## STATED EXERCISE
Return each line of the records holding the string "image".
[BEGIN]
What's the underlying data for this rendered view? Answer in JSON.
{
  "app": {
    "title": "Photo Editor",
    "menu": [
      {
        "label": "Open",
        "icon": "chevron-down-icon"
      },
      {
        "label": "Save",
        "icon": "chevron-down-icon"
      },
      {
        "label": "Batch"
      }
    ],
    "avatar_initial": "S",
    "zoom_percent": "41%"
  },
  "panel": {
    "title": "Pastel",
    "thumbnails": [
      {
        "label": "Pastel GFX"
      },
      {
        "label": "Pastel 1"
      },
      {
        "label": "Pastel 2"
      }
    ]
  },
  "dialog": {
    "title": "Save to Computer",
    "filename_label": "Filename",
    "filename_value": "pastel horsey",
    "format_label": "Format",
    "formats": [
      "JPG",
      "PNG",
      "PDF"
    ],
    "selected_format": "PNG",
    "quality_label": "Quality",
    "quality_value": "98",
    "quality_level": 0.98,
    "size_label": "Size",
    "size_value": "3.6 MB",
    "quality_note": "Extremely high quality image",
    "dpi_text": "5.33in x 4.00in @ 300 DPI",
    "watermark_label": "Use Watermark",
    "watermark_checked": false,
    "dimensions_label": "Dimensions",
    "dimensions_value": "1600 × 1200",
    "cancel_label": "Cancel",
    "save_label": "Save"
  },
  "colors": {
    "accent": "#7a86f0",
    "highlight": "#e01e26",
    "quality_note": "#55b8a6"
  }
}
[END]
[BEGIN]
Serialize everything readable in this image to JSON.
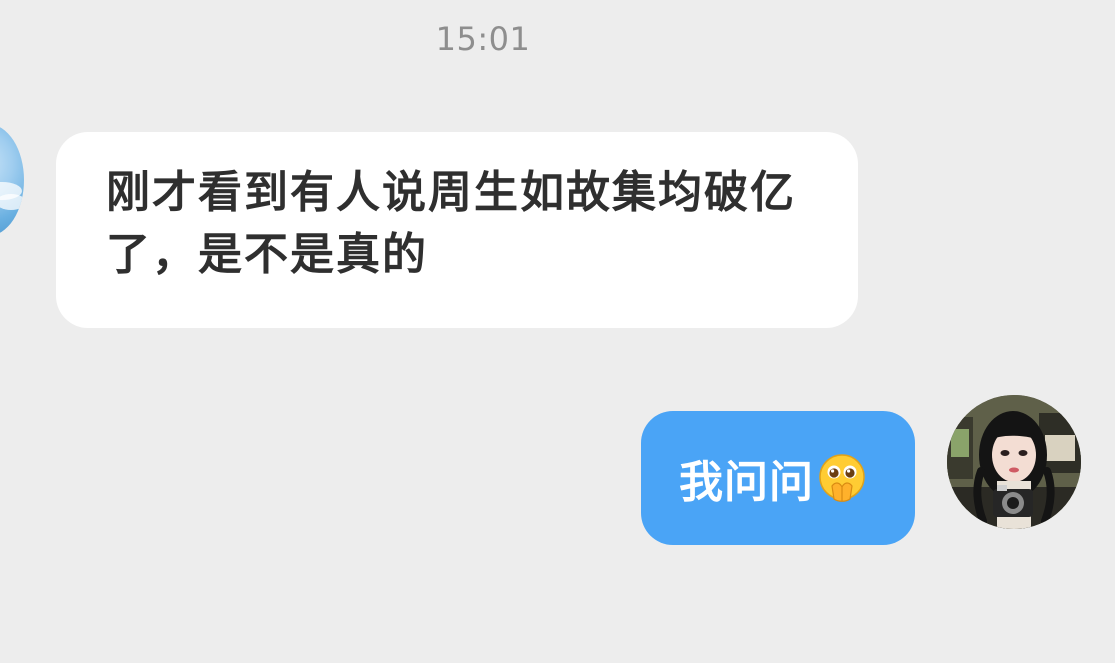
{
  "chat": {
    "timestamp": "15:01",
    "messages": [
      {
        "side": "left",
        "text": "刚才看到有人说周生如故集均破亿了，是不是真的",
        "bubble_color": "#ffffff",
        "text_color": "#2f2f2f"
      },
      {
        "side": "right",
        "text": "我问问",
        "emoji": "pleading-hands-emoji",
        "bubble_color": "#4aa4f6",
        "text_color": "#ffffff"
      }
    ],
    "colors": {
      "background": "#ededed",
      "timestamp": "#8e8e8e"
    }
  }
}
[END]
## WORKED SOLUTION
    "quality_note": "Extremely high quality image",
Serialize everything readable in this image to JSON.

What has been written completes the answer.